The exercise: From the entries below, copy out every line with "Arrester" in it.

——————

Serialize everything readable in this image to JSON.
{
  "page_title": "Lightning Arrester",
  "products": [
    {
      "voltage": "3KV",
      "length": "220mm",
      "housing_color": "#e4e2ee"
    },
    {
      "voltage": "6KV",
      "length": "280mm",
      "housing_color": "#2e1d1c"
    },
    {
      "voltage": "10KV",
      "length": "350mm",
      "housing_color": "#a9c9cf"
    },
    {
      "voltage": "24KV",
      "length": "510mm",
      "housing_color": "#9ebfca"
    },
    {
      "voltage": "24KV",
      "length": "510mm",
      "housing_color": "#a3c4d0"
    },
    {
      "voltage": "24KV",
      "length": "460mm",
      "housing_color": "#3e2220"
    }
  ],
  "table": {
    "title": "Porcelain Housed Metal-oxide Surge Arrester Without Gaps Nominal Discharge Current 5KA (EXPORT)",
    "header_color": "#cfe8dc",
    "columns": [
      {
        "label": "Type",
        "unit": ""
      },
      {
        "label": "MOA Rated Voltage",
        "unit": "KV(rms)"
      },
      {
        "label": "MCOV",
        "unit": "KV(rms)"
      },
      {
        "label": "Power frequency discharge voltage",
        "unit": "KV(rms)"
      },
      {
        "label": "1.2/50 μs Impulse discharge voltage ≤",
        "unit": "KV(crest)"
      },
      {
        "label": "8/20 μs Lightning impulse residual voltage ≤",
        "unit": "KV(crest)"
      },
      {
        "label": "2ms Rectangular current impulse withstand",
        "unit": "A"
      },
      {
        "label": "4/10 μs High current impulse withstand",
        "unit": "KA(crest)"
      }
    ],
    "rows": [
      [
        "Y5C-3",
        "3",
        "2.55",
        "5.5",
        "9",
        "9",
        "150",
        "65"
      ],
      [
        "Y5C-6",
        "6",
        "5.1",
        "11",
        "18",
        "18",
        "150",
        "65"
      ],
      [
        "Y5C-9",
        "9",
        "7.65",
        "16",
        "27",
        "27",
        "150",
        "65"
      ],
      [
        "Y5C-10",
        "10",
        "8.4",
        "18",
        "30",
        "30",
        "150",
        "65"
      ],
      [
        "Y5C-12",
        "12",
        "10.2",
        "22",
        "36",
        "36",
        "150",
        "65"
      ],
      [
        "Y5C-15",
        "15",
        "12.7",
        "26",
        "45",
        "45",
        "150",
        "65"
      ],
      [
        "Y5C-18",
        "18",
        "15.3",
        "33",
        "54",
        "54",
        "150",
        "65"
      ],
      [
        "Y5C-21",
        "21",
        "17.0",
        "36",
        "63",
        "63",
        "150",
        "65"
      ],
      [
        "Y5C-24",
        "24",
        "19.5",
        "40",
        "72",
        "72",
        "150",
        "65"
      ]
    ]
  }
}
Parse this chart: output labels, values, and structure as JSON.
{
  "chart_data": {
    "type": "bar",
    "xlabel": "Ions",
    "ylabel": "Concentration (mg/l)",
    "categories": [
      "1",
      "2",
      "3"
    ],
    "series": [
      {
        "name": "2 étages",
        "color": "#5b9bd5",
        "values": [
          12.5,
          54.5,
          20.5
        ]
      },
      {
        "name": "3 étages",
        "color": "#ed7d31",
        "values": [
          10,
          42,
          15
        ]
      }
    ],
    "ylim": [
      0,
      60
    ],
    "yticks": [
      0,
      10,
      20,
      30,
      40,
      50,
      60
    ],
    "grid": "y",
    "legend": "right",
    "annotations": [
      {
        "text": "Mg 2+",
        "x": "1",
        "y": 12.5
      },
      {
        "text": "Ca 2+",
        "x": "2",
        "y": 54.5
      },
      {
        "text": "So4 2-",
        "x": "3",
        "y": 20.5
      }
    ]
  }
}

——————

Response:
  "page_title": "Lightning Arrester",
    "title": "Porcelain Housed Metal-oxide Surge Arrester Without Gaps Nominal Discharge Current 5KA (EXPORT)",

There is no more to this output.